**Work instructions:**
Pick out every line holding the string "ylabel" and copy it.

(Figure dataset records)

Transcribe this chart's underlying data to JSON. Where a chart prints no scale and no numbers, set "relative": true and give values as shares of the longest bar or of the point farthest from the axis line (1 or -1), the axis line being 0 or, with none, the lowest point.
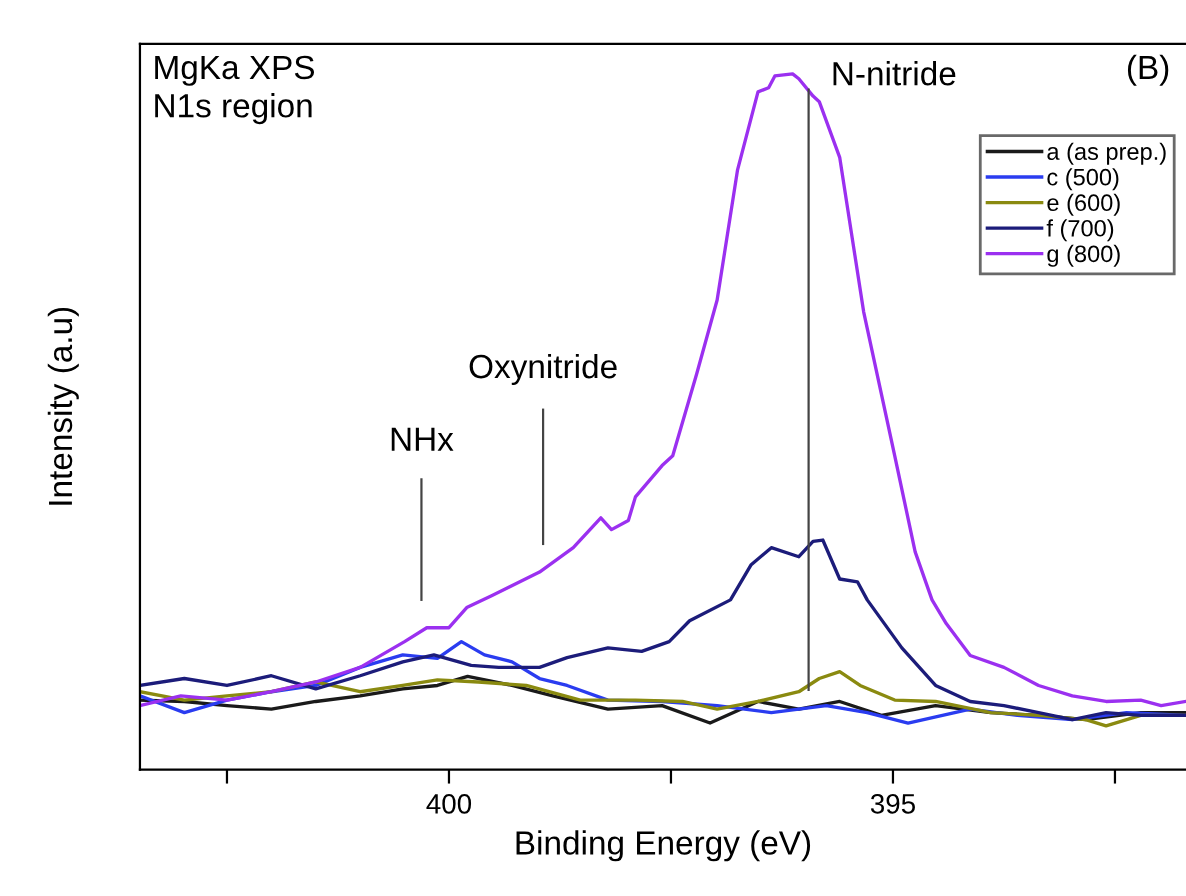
{
  "chart_data": {
    "type": "line",
    "relative": true,
    "xlabel": "Binding Energy (eV)",
    "ylabel": "Intensity (a.u)",
    "xlim": [
      403.48,
      391.7
    ],
    "xticks": [
      {
        "value": 402.5,
        "label": null
      },
      400,
      {
        "value": 397.5,
        "label": null
      },
      395,
      {
        "value": 392.5,
        "label": null
      }
    ],
    "legend": "top right",
    "line_style": "solid",
    "marker": "none",
    "grid": false,
    "annotations": [
      "MgKa XPS\nN1s region",
      "(B)"
    ],
    "ref_lines": [
      {
        "axis": "x",
        "value": 400.31,
        "label": "NHx",
        "color": "#444444"
      },
      {
        "axis": "x",
        "value": 398.94,
        "label": "Oxynitride",
        "color": "#444444"
      },
      {
        "axis": "x",
        "value": 395.95,
        "label": "N-nitride",
        "color": "#444444"
      }
    ],
    "series": [
      {
        "name": "a (as prep.)",
        "color": "#1a1a1a",
        "x": [
          403.48,
          402.98,
          402.5,
          402.0,
          401.5,
          401.0,
          400.52,
          400.13,
          399.79,
          399.29,
          398.83,
          398.21,
          397.6,
          397.06,
          396.52,
          396.06,
          395.6,
          395.13,
          394.52,
          393.9,
          393.36,
          392.83,
          392.21,
          391.71
        ],
        "values": [
          0.1,
          0.098,
          0.092,
          0.087,
          0.098,
          0.106,
          0.116,
          0.121,
          0.134,
          0.121,
          0.106,
          0.087,
          0.092,
          0.067,
          0.098,
          0.087,
          0.098,
          0.078,
          0.092,
          0.082,
          0.078,
          0.072,
          0.082,
          0.082
        ]
      },
      {
        "name": "c (500)",
        "color": "#2a3cf0",
        "x": [
          403.48,
          402.98,
          402.5,
          402.0,
          401.5,
          401.0,
          400.52,
          400.13,
          399.86,
          399.6,
          399.29,
          398.98,
          398.67,
          398.21,
          397.6,
          396.98,
          396.37,
          395.75,
          395.29,
          394.83,
          394.13,
          393.6,
          392.98,
          392.37,
          391.71
        ],
        "values": [
          0.106,
          0.082,
          0.1,
          0.112,
          0.121,
          0.147,
          0.165,
          0.16,
          0.184,
          0.165,
          0.155,
          0.131,
          0.121,
          0.1,
          0.098,
          0.092,
          0.082,
          0.092,
          0.082,
          0.067,
          0.087,
          0.078,
          0.072,
          0.082,
          0.078
        ]
      },
      {
        "name": "e (600)",
        "color": "#8a8a10",
        "x": [
          403.48,
          402.98,
          402.5,
          402.0,
          401.5,
          401.0,
          400.52,
          400.13,
          399.67,
          399.13,
          398.52,
          397.9,
          397.37,
          396.98,
          396.52,
          396.06,
          395.83,
          395.6,
          395.37,
          394.98,
          394.52,
          393.9,
          393.36,
          392.83,
          392.6,
          392.21,
          391.71
        ],
        "values": [
          0.112,
          0.1,
          0.106,
          0.112,
          0.126,
          0.112,
          0.121,
          0.129,
          0.126,
          0.121,
          0.1,
          0.1,
          0.098,
          0.087,
          0.098,
          0.112,
          0.131,
          0.141,
          0.121,
          0.1,
          0.098,
          0.082,
          0.078,
          0.072,
          0.063,
          0.078,
          0.078
        ]
      },
      {
        "name": "f (700)",
        "color": "#1c1c7a",
        "x": [
          403.48,
          402.98,
          402.5,
          402.0,
          401.5,
          401.0,
          400.52,
          400.17,
          399.75,
          399.44,
          398.98,
          398.67,
          398.21,
          397.83,
          397.52,
          397.29,
          396.83,
          396.6,
          396.37,
          396.06,
          395.9,
          395.79,
          395.6,
          395.4,
          395.29,
          394.9,
          394.52,
          394.13,
          393.75,
          393.36,
          392.98,
          392.6,
          392.21,
          391.71
        ],
        "values": [
          0.121,
          0.131,
          0.121,
          0.135,
          0.116,
          0.135,
          0.155,
          0.165,
          0.15,
          0.147,
          0.147,
          0.161,
          0.175,
          0.17,
          0.184,
          0.214,
          0.244,
          0.294,
          0.319,
          0.306,
          0.328,
          0.33,
          0.274,
          0.27,
          0.244,
          0.175,
          0.121,
          0.098,
          0.092,
          0.082,
          0.072,
          0.082,
          0.078,
          0.078
        ]
      },
      {
        "name": "g (800)",
        "color": "#9b30f0",
        "x": [
          403.48,
          403.02,
          402.5,
          402.0,
          401.5,
          401.0,
          400.5,
          400.25,
          400.0,
          399.8,
          399.52,
          398.98,
          398.6,
          398.29,
          398.17,
          397.98,
          397.9,
          397.6,
          397.48,
          397.21,
          396.98,
          396.75,
          396.52,
          396.4,
          396.33,
          396.13,
          396.06,
          395.9,
          395.83,
          395.6,
          395.33,
          394.98,
          394.75,
          394.56,
          394.4,
          394.13,
          393.75,
          393.36,
          392.98,
          392.6,
          392.21,
          391.98,
          391.71
        ],
        "values": [
          0.092,
          0.106,
          0.1,
          0.112,
          0.126,
          0.147,
          0.184,
          0.204,
          0.204,
          0.233,
          0.25,
          0.284,
          0.319,
          0.362,
          0.345,
          0.358,
          0.392,
          0.437,
          0.451,
          0.569,
          0.675,
          0.862,
          0.974,
          0.98,
          0.997,
          1.0,
          0.993,
          0.968,
          0.96,
          0.88,
          0.658,
          0.451,
          0.313,
          0.244,
          0.21,
          0.164,
          0.147,
          0.121,
          0.106,
          0.098,
          0.1,
          0.092,
          0.098
        ]
      }
    ]
  }
}
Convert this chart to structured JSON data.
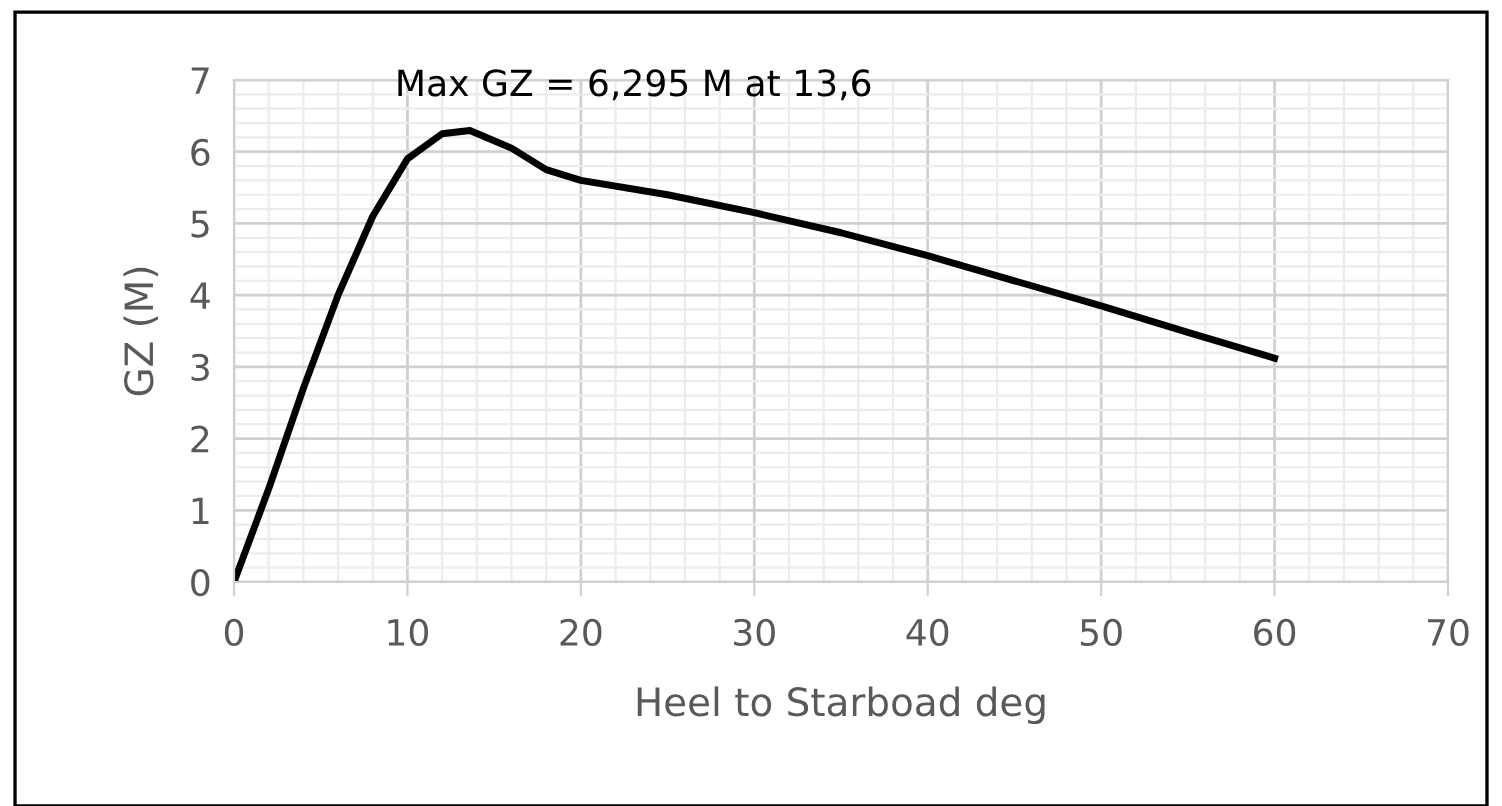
{
  "chart_data": {
    "type": "line",
    "xlabel": "Heel to Starboad deg",
    "ylabel": "GZ (M)",
    "series": [
      {
        "color": "#000000",
        "x": [
          0,
          2,
          4,
          6,
          8,
          10,
          12,
          13.6,
          16,
          18,
          20,
          25,
          30,
          35,
          40,
          45,
          50,
          55,
          60
        ],
        "values": [
          0,
          1.3,
          2.7,
          4.0,
          5.1,
          5.9,
          6.25,
          6.295,
          6.05,
          5.75,
          5.6,
          5.4,
          5.15,
          4.87,
          4.55,
          4.2,
          3.85,
          3.48,
          3.12
        ]
      }
    ],
    "xlim": [
      0,
      70
    ],
    "xticks": [
      0,
      10,
      20,
      30,
      40,
      50,
      60,
      70
    ],
    "ylim": [
      0,
      7
    ],
    "yticks": [
      0,
      1,
      2,
      3,
      4,
      5,
      6,
      7
    ],
    "grid": true,
    "marker": "none",
    "line_style": "solid",
    "annotations": [
      {
        "text": "Max GZ = 6,295 M at 13,6",
        "x": 13.6,
        "y": 6.295
      }
    ]
  }
}
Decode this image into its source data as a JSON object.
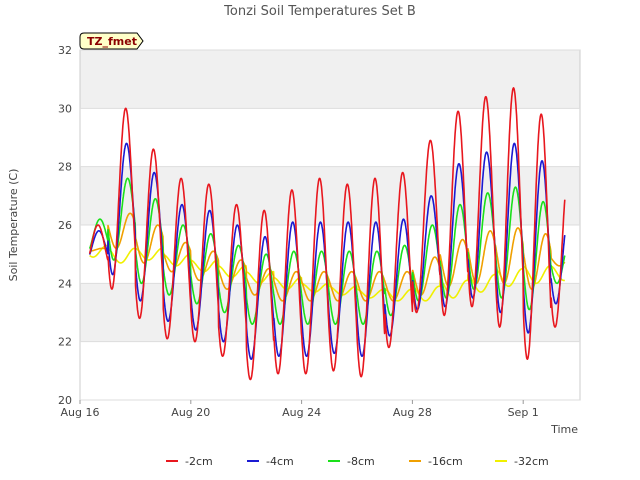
{
  "chart_data": {
    "type": "line",
    "title": "Tonzi Soil Temperatures Set B",
    "xlabel": "Time",
    "ylabel": "Soil Temperature (C)",
    "badge": "TZ_fmet",
    "ylim": [
      20,
      32
    ],
    "yticks": [
      20,
      22,
      24,
      26,
      28,
      30,
      32
    ],
    "xlim_days": [
      0,
      18
    ],
    "xticks": [
      {
        "label": "Aug 16",
        "day": 0
      },
      {
        "label": "Aug 20",
        "day": 4
      },
      {
        "label": "Aug 24",
        "day": 8
      },
      {
        "label": "Aug 28",
        "day": 12
      },
      {
        "label": "Sep 1",
        "day": 16
      }
    ],
    "grid": true,
    "legend_position": "bottom",
    "series": [
      {
        "name": "-2cm",
        "color": "#e8171e",
        "daily_min": [
          24.5,
          23.8,
          22.8,
          22.1,
          22.0,
          21.5,
          20.7,
          20.9,
          20.9,
          21.0,
          20.8,
          21.8,
          23.0,
          22.9,
          23.2,
          22.5,
          21.4,
          22.5
        ],
        "daily_max": [
          26.0,
          30.0,
          28.6,
          27.6,
          27.4,
          26.7,
          26.5,
          27.2,
          27.6,
          27.4,
          27.6,
          27.8,
          28.9,
          29.9,
          30.4,
          30.7,
          29.8,
          28.0
        ]
      },
      {
        "name": "-4cm",
        "color": "#1a1ad2",
        "daily_min": [
          24.7,
          24.3,
          23.4,
          22.7,
          22.4,
          22.0,
          21.4,
          21.5,
          21.5,
          21.6,
          21.5,
          22.2,
          23.1,
          23.2,
          23.5,
          23.0,
          22.3,
          23.3
        ],
        "daily_max": [
          25.8,
          28.8,
          27.8,
          26.7,
          26.5,
          26.0,
          25.6,
          26.1,
          26.1,
          26.1,
          26.1,
          26.2,
          27.0,
          28.1,
          28.5,
          28.8,
          28.2,
          26.6
        ]
      },
      {
        "name": "-8cm",
        "color": "#1ae01a",
        "daily_min": [
          25.0,
          24.8,
          24.0,
          23.6,
          23.3,
          23.0,
          22.6,
          22.6,
          22.6,
          22.6,
          22.6,
          22.9,
          23.4,
          23.5,
          23.8,
          23.5,
          23.1,
          24.0
        ],
        "daily_max": [
          26.2,
          27.6,
          26.9,
          26.0,
          25.7,
          25.3,
          25.0,
          25.1,
          25.1,
          25.1,
          25.1,
          25.3,
          26.0,
          26.7,
          27.1,
          27.3,
          26.8,
          25.6
        ]
      },
      {
        "name": "-16cm",
        "color": "#f0a000",
        "daily_min": [
          25.1,
          25.2,
          24.7,
          24.4,
          24.1,
          23.8,
          23.6,
          23.4,
          23.4,
          23.4,
          23.4,
          23.4,
          23.6,
          23.9,
          24.0,
          24.0,
          23.8,
          24.6
        ],
        "daily_max": [
          25.2,
          26.4,
          26.0,
          25.4,
          25.1,
          24.8,
          24.5,
          24.4,
          24.4,
          24.4,
          24.4,
          24.4,
          24.9,
          25.5,
          25.8,
          25.9,
          25.7,
          25.0
        ]
      },
      {
        "name": "-32cm",
        "color": "#f0f000",
        "daily_min": [
          24.9,
          24.7,
          24.8,
          24.6,
          24.4,
          24.2,
          24.0,
          23.8,
          23.7,
          23.6,
          23.5,
          23.4,
          23.4,
          23.5,
          23.7,
          23.9,
          24.0,
          24.1
        ],
        "daily_max": [
          25.3,
          25.2,
          25.2,
          25.0,
          24.8,
          24.6,
          24.4,
          24.2,
          24.0,
          23.9,
          23.8,
          23.8,
          23.9,
          24.1,
          24.3,
          24.5,
          24.6,
          24.6
        ]
      }
    ]
  }
}
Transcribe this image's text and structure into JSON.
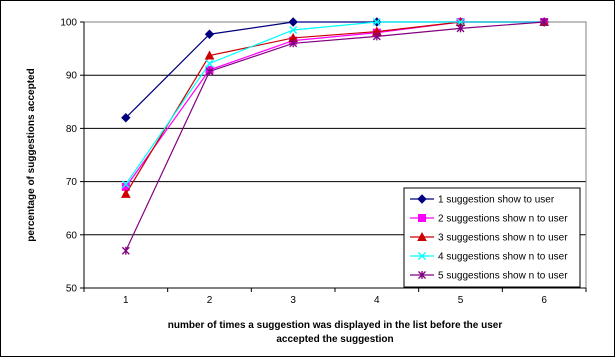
{
  "chart_data": {
    "type": "line",
    "x": [
      1,
      2,
      3,
      4,
      5,
      6
    ],
    "xlabel_lines": [
      "number of times a suggestion was displayed in the list before the user",
      "accepted the suggestion"
    ],
    "ylabel": "percentage of suggestions accepted",
    "ylim": [
      50,
      100
    ],
    "yticks": [
      50,
      60,
      70,
      80,
      90,
      100
    ],
    "grid": "horizontal major lines",
    "legend_position": "bottom-right",
    "series": [
      {
        "name": "1 suggestion show  to user",
        "values": [
          82,
          97.7,
          100,
          100,
          100,
          100
        ],
        "color": "#000080",
        "marker": "diamond"
      },
      {
        "name": "2 suggestions show n to user",
        "values": [
          69,
          91,
          96.5,
          98,
          100,
          100
        ],
        "color": "#FF00FF",
        "marker": "square"
      },
      {
        "name": "3 suggestions show n to user",
        "values": [
          67.7,
          93.7,
          97,
          98.2,
          100,
          100
        ],
        "color": "#CC0000",
        "marker": "triangle"
      },
      {
        "name": "4 suggestions show n to user",
        "values": [
          69.5,
          92.2,
          98.5,
          100,
          100,
          100
        ],
        "color": "#00FFFF",
        "marker": "x"
      },
      {
        "name": "5 suggestions show n to user",
        "values": [
          57,
          90.7,
          96,
          97.3,
          98.8,
          100
        ],
        "color": "#800080",
        "marker": "star"
      }
    ]
  }
}
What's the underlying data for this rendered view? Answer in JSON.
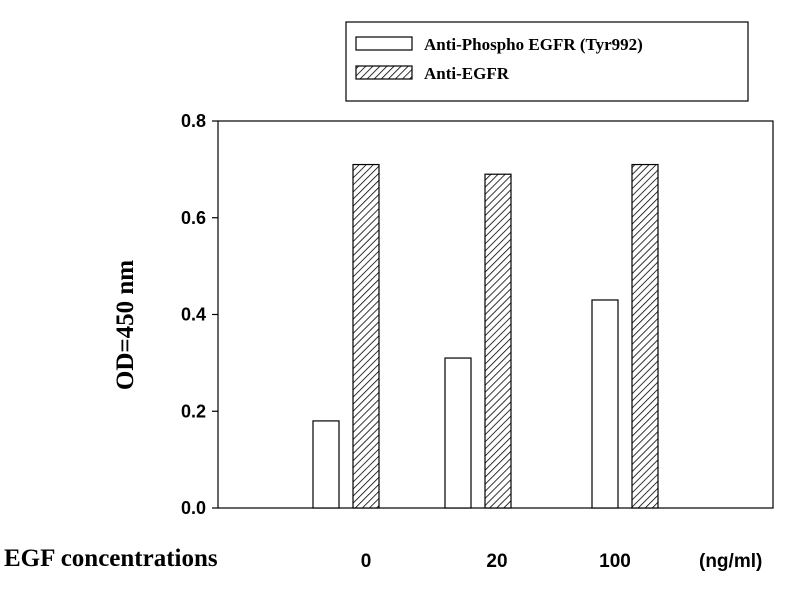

**Task result:**
    "ylabel": "Intensity (a.u)",
    "ylabel": "GZ (M)",
    "ylabel": "Soil Temperature (C)",
    "ylabel": "percentage of suggestions accepted",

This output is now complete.